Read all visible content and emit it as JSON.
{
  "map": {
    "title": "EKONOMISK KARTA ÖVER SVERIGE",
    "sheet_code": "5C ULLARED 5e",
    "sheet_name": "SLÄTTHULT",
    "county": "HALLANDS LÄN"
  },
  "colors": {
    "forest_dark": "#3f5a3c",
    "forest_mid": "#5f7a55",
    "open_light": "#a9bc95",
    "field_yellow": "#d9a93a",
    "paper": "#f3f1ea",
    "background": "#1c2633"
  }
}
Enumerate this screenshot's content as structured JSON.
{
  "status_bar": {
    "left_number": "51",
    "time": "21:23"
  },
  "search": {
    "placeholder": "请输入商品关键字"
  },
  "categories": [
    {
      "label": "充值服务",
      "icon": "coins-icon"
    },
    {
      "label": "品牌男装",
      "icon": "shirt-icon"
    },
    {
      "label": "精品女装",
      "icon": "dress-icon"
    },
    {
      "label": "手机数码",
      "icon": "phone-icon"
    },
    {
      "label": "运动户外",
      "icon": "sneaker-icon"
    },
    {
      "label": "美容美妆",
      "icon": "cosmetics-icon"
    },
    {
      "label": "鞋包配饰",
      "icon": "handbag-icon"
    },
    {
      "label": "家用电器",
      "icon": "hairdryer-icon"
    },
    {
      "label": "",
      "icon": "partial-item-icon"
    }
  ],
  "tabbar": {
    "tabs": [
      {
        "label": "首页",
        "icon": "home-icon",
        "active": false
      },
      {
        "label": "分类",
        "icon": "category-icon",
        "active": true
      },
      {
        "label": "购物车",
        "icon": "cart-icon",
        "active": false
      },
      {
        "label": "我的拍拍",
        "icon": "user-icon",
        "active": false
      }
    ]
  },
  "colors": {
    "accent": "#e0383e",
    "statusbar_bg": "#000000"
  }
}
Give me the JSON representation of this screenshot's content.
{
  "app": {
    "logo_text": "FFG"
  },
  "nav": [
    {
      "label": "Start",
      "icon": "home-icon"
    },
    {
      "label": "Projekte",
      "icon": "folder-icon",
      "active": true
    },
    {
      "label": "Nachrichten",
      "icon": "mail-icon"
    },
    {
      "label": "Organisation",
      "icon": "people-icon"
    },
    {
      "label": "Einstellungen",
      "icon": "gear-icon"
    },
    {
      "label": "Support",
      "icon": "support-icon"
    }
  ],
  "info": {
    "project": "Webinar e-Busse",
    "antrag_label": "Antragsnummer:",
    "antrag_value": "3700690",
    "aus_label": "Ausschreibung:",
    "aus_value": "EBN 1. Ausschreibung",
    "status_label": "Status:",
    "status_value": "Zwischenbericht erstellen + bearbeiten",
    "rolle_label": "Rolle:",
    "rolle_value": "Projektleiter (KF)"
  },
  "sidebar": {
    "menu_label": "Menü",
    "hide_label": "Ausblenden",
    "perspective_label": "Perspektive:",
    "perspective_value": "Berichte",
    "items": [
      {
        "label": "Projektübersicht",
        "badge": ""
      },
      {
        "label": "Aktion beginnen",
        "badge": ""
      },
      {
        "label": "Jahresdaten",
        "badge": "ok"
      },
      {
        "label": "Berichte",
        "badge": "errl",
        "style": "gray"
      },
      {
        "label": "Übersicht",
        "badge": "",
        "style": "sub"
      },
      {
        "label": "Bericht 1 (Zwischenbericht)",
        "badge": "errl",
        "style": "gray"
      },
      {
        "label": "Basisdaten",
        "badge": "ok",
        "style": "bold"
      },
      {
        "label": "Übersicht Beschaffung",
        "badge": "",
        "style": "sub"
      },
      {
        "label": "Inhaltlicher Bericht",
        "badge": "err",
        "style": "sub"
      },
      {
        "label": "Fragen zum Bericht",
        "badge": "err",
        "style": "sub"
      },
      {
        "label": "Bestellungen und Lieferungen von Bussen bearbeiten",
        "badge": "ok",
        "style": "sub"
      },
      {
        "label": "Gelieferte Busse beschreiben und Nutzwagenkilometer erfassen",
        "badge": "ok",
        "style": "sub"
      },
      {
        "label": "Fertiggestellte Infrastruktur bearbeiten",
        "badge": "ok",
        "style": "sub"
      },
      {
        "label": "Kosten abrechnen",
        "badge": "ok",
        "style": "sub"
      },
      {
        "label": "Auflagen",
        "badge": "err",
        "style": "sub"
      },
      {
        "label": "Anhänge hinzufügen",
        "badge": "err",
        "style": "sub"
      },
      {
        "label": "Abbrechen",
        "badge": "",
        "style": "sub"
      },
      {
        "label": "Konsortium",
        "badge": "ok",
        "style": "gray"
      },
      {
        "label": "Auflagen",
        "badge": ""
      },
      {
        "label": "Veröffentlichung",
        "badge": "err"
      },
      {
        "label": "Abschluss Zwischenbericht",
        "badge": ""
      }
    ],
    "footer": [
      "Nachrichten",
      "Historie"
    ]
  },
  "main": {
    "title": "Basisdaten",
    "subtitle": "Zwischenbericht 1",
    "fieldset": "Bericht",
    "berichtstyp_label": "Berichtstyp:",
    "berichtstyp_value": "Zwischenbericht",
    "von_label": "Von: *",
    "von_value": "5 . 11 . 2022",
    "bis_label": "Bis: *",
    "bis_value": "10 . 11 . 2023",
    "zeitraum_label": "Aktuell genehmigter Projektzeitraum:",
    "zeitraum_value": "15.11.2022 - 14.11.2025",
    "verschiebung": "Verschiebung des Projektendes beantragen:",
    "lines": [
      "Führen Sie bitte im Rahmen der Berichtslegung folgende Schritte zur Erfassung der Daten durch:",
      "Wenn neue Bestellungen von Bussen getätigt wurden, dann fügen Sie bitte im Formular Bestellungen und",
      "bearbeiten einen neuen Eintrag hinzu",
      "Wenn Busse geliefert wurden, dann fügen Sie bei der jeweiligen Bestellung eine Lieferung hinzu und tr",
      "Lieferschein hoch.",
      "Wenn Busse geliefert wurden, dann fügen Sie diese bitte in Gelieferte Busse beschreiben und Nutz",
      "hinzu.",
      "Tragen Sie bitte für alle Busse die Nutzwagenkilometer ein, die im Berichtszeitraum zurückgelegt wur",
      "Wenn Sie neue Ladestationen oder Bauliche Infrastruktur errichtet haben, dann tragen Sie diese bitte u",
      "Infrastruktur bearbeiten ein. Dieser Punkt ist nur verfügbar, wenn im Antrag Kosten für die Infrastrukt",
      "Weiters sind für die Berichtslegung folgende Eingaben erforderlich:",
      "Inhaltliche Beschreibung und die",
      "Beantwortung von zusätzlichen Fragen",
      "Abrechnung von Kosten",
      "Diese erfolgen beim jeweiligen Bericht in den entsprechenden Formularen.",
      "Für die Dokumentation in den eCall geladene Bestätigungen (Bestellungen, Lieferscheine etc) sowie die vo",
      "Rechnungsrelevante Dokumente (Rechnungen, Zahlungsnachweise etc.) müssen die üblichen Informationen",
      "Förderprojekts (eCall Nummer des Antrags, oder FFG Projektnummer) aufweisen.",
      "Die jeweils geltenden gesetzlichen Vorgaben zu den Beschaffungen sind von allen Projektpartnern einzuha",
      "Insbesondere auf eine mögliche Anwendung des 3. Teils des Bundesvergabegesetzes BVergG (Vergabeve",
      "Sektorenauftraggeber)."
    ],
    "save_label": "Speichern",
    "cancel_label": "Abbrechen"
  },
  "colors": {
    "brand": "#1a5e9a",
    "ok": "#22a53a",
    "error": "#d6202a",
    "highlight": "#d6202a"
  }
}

--------------------

**TASK REQUIREMENTS:** Extract all of the data shown above without alteration.

**RESPONSE TO THIS TASK:**
Read all visible content and emit it as JSON.
{
  "map": {
    "title": "EKONOMISK KARTA ÖVER SVERIGE",
    "sheet_code": "5C ULLARED 5e",
    "sheet_name": "SLÄTTHULT",
    "county": "HALLANDS LÄN"
  },
  "colors": {
    "forest_dark": "#3f5a3c",
    "forest_mid": "#5f7a55",
    "open_light": "#a9bc95",
    "field_yellow": "#d9a93a",
    "paper": "#f3f1ea",
    "background": "#1c2633"
  }
}
Enumerate this screenshot's content as structured JSON.
{
  "status_bar": {
    "left_number": "51",
    "time": "21:23"
  },
  "search": {
    "placeholder": "请输入商品关键字"
  },
  "categories": [
    {
      "label": "充值服务",
      "icon": "coins-icon"
    },
    {
      "label": "品牌男装",
      "icon": "shirt-icon"
    },
    {
      "label": "精品女装",
      "icon": "dress-icon"
    },
    {
      "label": "手机数码",
      "icon": "phone-icon"
    },
    {
      "label": "运动户外",
      "icon": "sneaker-icon"
    },
    {
      "label": "美容美妆",
      "icon": "cosmetics-icon"
    },
    {
      "label": "鞋包配饰",
      "icon": "handbag-icon"
    },
    {
      "label": "家用电器",
      "icon": "hairdryer-icon"
    },
    {
      "label": "",
      "icon": "partial-item-icon"
    }
  ],
  "tabbar": {
    "tabs": [
      {
        "label": "首页",
        "icon": "home-icon",
        "active": false
      },
      {
        "label": "分类",
        "icon": "category-icon",
        "active": true
      },
      {
        "label": "购物车",
        "icon": "cart-icon",
        "active": false
      },
      {
        "label": "我的拍拍",
        "icon": "user-icon",
        "active": false
      }
    ]
  },
  "colors": {
    "accent": "#e0383e",
    "statusbar_bg": "#000000"
  }
}
Give me the JSON representation of this screenshot's content.
{
  "app": {
    "logo_text": "FFG"
  },
  "nav": [
    {
      "label": "Start",
      "icon": "home-icon"
    },
    {
      "label": "Projekte",
      "icon": "folder-icon",
      "active": true
    },
    {
      "label": "Nachrichten",
      "icon": "mail-icon"
    },
    {
      "label": "Organisation",
      "icon": "people-icon"
    },
    {
      "label": "Einstellungen",
      "icon": "gear-icon"
    },
    {
      "label": "Support",
      "icon": "support-icon"
    }
  ],
  "info": {
    "project": "Webinar e-Busse",
    "antrag_label": "Antragsnummer:",
    "antrag_value": "3700690",
    "aus_label": "Ausschreibung:",
    "aus_value": "EBN 1. Ausschreibung",
    "status_label": "Status:",
    "status_value": "Zwischenbericht erstellen + bearbeiten",
    "rolle_label": "Rolle:",
    "rolle_value": "Projektleiter (KF)"
  },
  "sidebar": {
    "menu_label": "Menü",
    "hide_label": "Ausblenden",
    "perspective_label": "Perspektive:",
    "perspective_value": "Berichte",
    "items": [
      {
        "label": "Projektübersicht",
        "badge": ""
      },
      {
        "label": "Aktion beginnen",
        "badge": ""
      },
      {
        "label": "Jahresdaten",
        "badge": "ok"
      },
      {
        "label": "Berichte",
        "badge": "errl",
        "style": "gray"
      },
      {
        "label": "Übersicht",
        "badge": "",
        "style": "sub"
      },
      {
        "label": "Bericht 1 (Zwischenbericht)",
        "badge": "errl",
        "style": "gray"
      },
      {
        "label": "Basisdaten",
        "badge": "ok",
        "style": "bold"
      },
      {
        "label": "Übersicht Beschaffung",
        "badge": "",
        "style": "sub"
      },
      {
        "label": "Inhaltlicher Bericht",
        "badge": "err",
        "style": "sub"
      },
      {
        "label": "Fragen zum Bericht",
        "badge": "err",
        "style": "sub"
      },
      {
        "label": "Bestellungen und Lieferungen von Bussen bearbeiten",
        "badge": "ok",
        "style": "sub"
      },
      {
        "label": "Gelieferte Busse beschreiben und Nutzwagenkilometer erfassen",
        "badge": "ok",
        "style": "sub"
      },
      {
        "label": "Fertiggestellte Infrastruktur bearbeiten",
        "badge": "ok",
        "style": "sub"
      },
      {
        "label": "Kosten abrechnen",
        "badge": "ok",
        "style": "sub"
      },
      {
        "label": "Auflagen",
        "badge": "err",
        "style": "sub"
      },
      {
        "label": "Anhänge hinzufügen",
        "badge": "err",
        "style": "sub"
      },
      {
        "label": "Abbrechen",
        "badge": "",
        "style": "sub"
      },
      {
        "label": "Konsortium",
        "badge": "ok",
        "style": "gray"
      },
      {
        "label": "Auflagen",
        "badge": ""
      },
      {
        "label": "Veröffentlichung",
        "badge": "err"
      },
      {
        "label": "Abschluss Zwischenbericht",
        "badge": ""
      }
    ],
    "footer": [
      "Nachrichten",
      "Historie"
    ]
  },
  "main": {
    "title": "Basisdaten",
    "subtitle": "Zwischenbericht 1",
    "fieldset": "Bericht",
    "berichtstyp_label": "Berichtstyp:",
    "berichtstyp_value": "Zwischenbericht",
    "von_label": "Von: *",
    "von_value": "5 . 11 . 2022",
    "bis_label": "Bis: *",
    "bis_value": "10 . 11 . 2023",
    "zeitraum_label": "Aktuell genehmigter Projektzeitraum:",
    "zeitraum_value": "15.11.2022 - 14.11.2025",
    "verschiebung": "Verschiebung des Projektendes beantragen:",
    "lines": [
      "Führen Sie bitte im Rahmen der Berichtslegung folgende Schritte zur Erfassung der Daten durch:",
      "Wenn neue Bestellungen von Bussen getätigt wurden, dann fügen Sie bitte im Formular Bestellungen und",
      "bearbeiten einen neuen Eintrag hinzu",
      "Wenn Busse geliefert wurden, dann fügen Sie bei der jeweiligen Bestellung eine Lieferung hinzu und tr",
      "Lieferschein hoch.",
      "Wenn Busse geliefert wurden, dann fügen Sie diese bitte in Gelieferte Busse beschreiben und Nutz",
      "hinzu.",
      "Tragen Sie bitte für alle Busse die Nutzwagenkilometer ein, die im Berichtszeitraum zurückgelegt wur",
      "Wenn Sie neue Ladestationen oder Bauliche Infrastruktur errichtet haben, dann tragen Sie diese bitte u",
      "Infrastruktur bearbeiten ein. Dieser Punkt ist nur verfügbar, wenn im Antrag Kosten für die Infrastrukt",
      "Weiters sind für die Berichtslegung folgende Eingaben erforderlich:",
      "Inhaltliche Beschreibung und die",
      "Beantwortung von zusätzlichen Fragen",
      "Abrechnung von Kosten",
      "Diese erfolgen beim jeweiligen Bericht in den entsprechenden Formularen.",
      "Für die Dokumentation in den eCall geladene Bestätigungen (Bestellungen, Lieferscheine etc) sowie die vo",
      "Rechnungsrelevante Dokumente (Rechnungen, Zahlungsnachweise etc.) müssen die üblichen Informationen",
      "Förderprojekts (eCall Nummer des Antrags, oder FFG Projektnummer) aufweisen.",
      "Die jeweils geltenden gesetzlichen Vorgaben zu den Beschaffungen sind von allen Projektpartnern einzuha",
      "Insbesondere auf eine mögliche Anwendung des 3. Teils des Bundesvergabegesetzes BVergG (Vergabeve",
      "Sektorenauftraggeber)."
    ],
    "save_label": "Speichern",
    "cancel_label": "Abbrechen"
  },
  "colors": {
    "brand": "#1a5e9a",
    "ok": "#22a53a",
    "error": "#d6202a",
    "highlight": "#d6202a"
  }
}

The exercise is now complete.